Task: Reproduce all the data verbatim.

Page transcription dataset items:

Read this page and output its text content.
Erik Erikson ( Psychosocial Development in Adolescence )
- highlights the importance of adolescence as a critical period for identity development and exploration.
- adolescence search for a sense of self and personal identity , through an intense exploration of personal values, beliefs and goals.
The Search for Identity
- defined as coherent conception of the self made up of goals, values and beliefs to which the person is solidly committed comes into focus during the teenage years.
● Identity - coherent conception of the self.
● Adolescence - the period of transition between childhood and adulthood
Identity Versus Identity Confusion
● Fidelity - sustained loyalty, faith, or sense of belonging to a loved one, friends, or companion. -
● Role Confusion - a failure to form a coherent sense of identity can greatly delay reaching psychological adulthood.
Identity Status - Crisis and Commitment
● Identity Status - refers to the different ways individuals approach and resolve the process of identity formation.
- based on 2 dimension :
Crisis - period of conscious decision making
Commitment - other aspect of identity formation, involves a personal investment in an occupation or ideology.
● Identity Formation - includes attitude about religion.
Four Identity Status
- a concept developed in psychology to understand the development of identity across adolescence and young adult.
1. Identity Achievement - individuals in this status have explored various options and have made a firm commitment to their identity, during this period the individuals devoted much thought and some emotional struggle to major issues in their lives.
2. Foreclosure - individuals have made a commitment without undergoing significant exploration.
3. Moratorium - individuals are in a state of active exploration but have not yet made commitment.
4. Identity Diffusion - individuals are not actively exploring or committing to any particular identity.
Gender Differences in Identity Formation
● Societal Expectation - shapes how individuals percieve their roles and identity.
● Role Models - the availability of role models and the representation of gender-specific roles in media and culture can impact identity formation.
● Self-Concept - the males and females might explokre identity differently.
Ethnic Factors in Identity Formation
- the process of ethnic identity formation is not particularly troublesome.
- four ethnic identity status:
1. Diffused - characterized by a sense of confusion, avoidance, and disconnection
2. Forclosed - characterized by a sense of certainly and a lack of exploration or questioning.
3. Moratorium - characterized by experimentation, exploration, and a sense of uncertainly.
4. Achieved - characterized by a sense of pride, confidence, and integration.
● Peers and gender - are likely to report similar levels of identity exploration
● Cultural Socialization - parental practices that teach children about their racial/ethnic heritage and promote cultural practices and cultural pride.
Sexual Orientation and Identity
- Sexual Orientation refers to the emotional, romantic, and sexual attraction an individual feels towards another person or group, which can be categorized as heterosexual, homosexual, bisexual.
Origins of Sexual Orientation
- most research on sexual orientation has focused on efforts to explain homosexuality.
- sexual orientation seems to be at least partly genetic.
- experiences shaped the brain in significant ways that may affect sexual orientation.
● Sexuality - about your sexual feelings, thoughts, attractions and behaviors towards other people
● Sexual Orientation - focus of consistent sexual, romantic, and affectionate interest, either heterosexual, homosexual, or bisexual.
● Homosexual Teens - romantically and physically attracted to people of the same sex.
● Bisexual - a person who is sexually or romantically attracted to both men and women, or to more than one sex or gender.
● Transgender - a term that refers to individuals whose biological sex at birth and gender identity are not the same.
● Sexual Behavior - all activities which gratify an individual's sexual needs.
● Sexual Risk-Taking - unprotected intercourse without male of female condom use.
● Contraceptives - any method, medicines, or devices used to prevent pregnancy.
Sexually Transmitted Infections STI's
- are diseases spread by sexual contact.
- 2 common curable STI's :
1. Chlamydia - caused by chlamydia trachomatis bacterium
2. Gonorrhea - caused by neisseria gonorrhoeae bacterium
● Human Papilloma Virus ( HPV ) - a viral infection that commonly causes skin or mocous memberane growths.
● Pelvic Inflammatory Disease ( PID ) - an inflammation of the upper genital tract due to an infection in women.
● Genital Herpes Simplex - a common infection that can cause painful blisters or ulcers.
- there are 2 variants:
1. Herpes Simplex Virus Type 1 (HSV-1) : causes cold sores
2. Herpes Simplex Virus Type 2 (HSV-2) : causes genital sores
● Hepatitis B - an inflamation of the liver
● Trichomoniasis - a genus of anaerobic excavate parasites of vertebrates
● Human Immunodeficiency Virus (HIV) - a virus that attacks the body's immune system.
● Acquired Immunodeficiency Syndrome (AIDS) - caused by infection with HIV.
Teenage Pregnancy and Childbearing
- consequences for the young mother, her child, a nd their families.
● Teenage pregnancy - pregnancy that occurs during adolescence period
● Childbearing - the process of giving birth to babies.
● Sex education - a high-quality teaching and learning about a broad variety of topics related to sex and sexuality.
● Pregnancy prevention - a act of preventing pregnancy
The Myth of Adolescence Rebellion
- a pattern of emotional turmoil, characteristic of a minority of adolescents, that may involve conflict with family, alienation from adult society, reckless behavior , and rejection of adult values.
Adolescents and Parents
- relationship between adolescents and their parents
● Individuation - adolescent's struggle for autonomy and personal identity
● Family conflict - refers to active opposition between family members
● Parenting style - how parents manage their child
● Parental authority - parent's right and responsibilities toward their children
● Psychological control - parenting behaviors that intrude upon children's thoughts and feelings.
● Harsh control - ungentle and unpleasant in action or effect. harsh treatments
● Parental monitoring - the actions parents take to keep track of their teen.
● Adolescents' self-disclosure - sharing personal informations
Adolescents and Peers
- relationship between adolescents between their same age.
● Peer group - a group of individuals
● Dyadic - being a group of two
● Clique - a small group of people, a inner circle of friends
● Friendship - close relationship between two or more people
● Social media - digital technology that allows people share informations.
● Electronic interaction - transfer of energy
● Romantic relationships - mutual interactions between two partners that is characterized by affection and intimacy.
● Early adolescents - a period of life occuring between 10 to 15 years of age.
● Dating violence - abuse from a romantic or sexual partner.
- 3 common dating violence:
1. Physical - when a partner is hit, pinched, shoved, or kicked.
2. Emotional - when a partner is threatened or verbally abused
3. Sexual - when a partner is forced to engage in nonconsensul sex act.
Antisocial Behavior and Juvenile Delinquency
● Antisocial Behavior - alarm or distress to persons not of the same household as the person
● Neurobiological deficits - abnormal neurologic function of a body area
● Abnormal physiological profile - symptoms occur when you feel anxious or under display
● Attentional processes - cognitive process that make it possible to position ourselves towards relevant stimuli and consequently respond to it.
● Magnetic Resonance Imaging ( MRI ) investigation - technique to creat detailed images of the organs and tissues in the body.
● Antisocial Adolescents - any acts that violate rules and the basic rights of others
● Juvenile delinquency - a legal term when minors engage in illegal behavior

Answer for the task:
Read this page and output its text content.
Erik Erikson ( Psychosocial Development in Adolescence )
- highlights the importance of adolescence as a critical period for identity development and exploration.
- adolescence search for a sense of self and personal identity , through an intense exploration of personal values, beliefs and goals.
The Search for Identity
- defined as coherent conception of the self made up of goals, values and beliefs to which the person is solidly committed comes into focus during the teenage years.
● Identity - coherent conception of the self.
● Adolescence - the period of transition between childhood and adulthood
Identity Versus Identity Confusion
● Fidelity - sustained loyalty, faith, or sense of belonging to a loved one, friends, or companion. -
● Role Confusion - a failure to form a coherent sense of identity can greatly delay reaching psychological adulthood.
Identity Status - Crisis and Commitment
● Identity Status - refers to the different ways individuals approach and resolve the process of identity formation.
- based on 2 dimension :
Crisis - period of conscious decision making
Commitment - other aspect of identity formation, involves a personal investment in an occupation or ideology.
● Identity Formation - includes attitude about religion.
Four Identity Status
- a concept developed in psychology to understand the development of identity across adolescence and young adult.
1. Identity Achievement - individuals in this status have explored various options and have made a firm commitment to their identity, during this period the individuals devoted much thought and some emotional struggle to major issues in their lives.
2. Foreclosure - individuals have made a commitment without undergoing significant exploration.
3. Moratorium - individuals are in a state of active exploration but have not yet made commitment.
4. Identity Diffusion - individuals are not actively exploring or committing to any particular identity.
Gender Differences in Identity Formation
● Societal Expectation - shapes how individuals percieve their roles and identity.
● Role Models - the availability of role models and the representation of gender-specific roles in media and culture can impact identity formation.
● Self-Concept - the males and females might explokre identity differently.
Ethnic Factors in Identity Formation
- the process of ethnic identity formation is not particularly troublesome.
- four ethnic identity status:
1. Diffused - characterized by a sense of confusion, avoidance, and disconnection
2. Forclosed - characterized by a sense of certainly and a lack of exploration or questioning.
3. Moratorium - characterized by experimentation, exploration, and a sense of uncertainly.
4. Achieved - characterized by a sense of pride, confidence, and integration.
● Peers and gender - are likely to report similar levels of identity exploration
● Cultural Socialization - parental practices that teach children about their racial/ethnic heritage and promote cultural practices and cultural pride.
Sexual Orientation and Identity
- Sexual Orientation refers to the emotional, romantic, and sexual attraction an individual feels towards another person or group, which can be categorized as heterosexual, homosexual, bisexual.
Origins of Sexual Orientation
- most research on sexual orientation has focused on efforts to explain homosexuality.
- sexual orientation seems to be at least partly genetic.
- experiences shaped the brain in significant ways that may affect sexual orientation.
● Sexuality - about your sexual feelings, thoughts, attractions and behaviors towards other people
● Sexual Orientation - focus of consistent sexual, romantic, and affectionate interest, either heterosexual, homosexual, or bisexual.
● Homosexual Teens - romantically and physically attracted to people of the same sex.
● Bisexual - a person who is sexually or romantically attracted to both men and women, or to more than one sex or gender.
● Transgender - a term that refers to individuals whose biological sex at birth and gender identity are not the same.
● Sexual Behavior - all activities which gratify an individual's sexual needs.
● Sexual Risk-Taking - unprotected intercourse without male of female condom use.
● Contraceptives - any method, medicines, or devices used to prevent pregnancy.
Sexually Transmitted Infections STI's
- are diseases spread by sexual contact.
- 2 common curable STI's :
1. Chlamydia - caused by chlamydia trachomatis bacterium
2. Gonorrhea - caused by neisseria gonorrhoeae bacterium
● Human Papilloma Virus ( HPV ) - a viral infection that commonly causes skin or mocous memberane growths.
● Pelvic Inflammatory Disease ( PID ) - an inflammation of the upper genital tract due to an infection in women.
● Genital Herpes Simplex - a common infection that can cause painful blisters or ulcers.
- there are 2 variants:
1. Herpes Simplex Virus Type 1 (HSV-1) : causes cold sores
2. Herpes Simplex Virus Type 2 (HSV-2) : causes genital sores
● Hepatitis B - an inflamation of the liver
● Trichomoniasis - a genus of anaerobic excavate parasites of vertebrates
● Human Immunodeficiency Virus (HIV) - a virus that attacks the body's immune system.
● Acquired Immunodeficiency Syndrome (AIDS) - caused by infection with HIV.
Teenage Pregnancy and Childbearing
- consequences for the young mother, her child, a nd their families.
● Teenage pregnancy - pregnancy that occurs during adolescence period
● Childbearing - the process of giving birth to babies.
● Sex education - a high-quality teaching and learning about a broad variety of topics related to sex and sexuality.
● Pregnancy prevention - a act of preventing pregnancy
The Myth of Adolescence Rebellion
- a pattern of emotional turmoil, characteristic of a minority of adolescents, that may involve conflict with family, alienation from adult society, reckless behavior , and rejection of adult values.
Adolescents and Parents
- relationship between adolescents and their parents
● Individuation - adolescent's struggle for autonomy and personal identity
● Family conflict - refers to active opposition between family members
● Parenting style - how parents manage their child
● Parental authority - parent's right and responsibilities toward their children
● Psychological control - parenting behaviors that intrude upon children's thoughts and feelings.
● Harsh control - ungentle and unpleasant in action or effect. harsh treatments
● Parental monitoring - the actions parents take to keep track of their teen.
● Adolescents' self-disclosure - sharing personal informations
Adolescents and Peers
- relationship between adolescents between their same age.
● Peer group - a group of individuals
● Dyadic - being a group of two
● Clique - a small group of people, a inner circle of friends
● Friendship - close relationship between two or more people
● Social media - digital technology that allows people share informations.
● Electronic interaction - transfer of energy
● Romantic relationships - mutual interactions between two partners that is characterized by affection and intimacy.
● Early adolescents - a period of life occuring between 10 to 15 years of age.
● Dating violence - abuse from a romantic or sexual partner.
- 3 common dating violence:
1. Physical - when a partner is hit, pinched, shoved, or kicked.
2. Emotional - when a partner is threatened or verbally abused
3. Sexual - when a partner is forced to engage in nonconsensul sex act.
Antisocial Behavior and Juvenile Delinquency
● Antisocial Behavior - alarm or distress to persons not of the same household as the person
● Neurobiological deficits - abnormal neurologic function of a body area
● Abnormal physiological profile - symptoms occur when you feel anxious or under display
● Attentional processes - cognitive process that make it possible to position ourselves towards relevant stimuli and consequently respond to it.
● Magnetic Resonance Imaging ( MRI ) investigation - technique to creat detailed images of the organs and tissues in the body.
● Antisocial Adolescents - any acts that violate rules and the basic rights of others
● Juvenile delinquency - a legal term when minors engage in illegal behavior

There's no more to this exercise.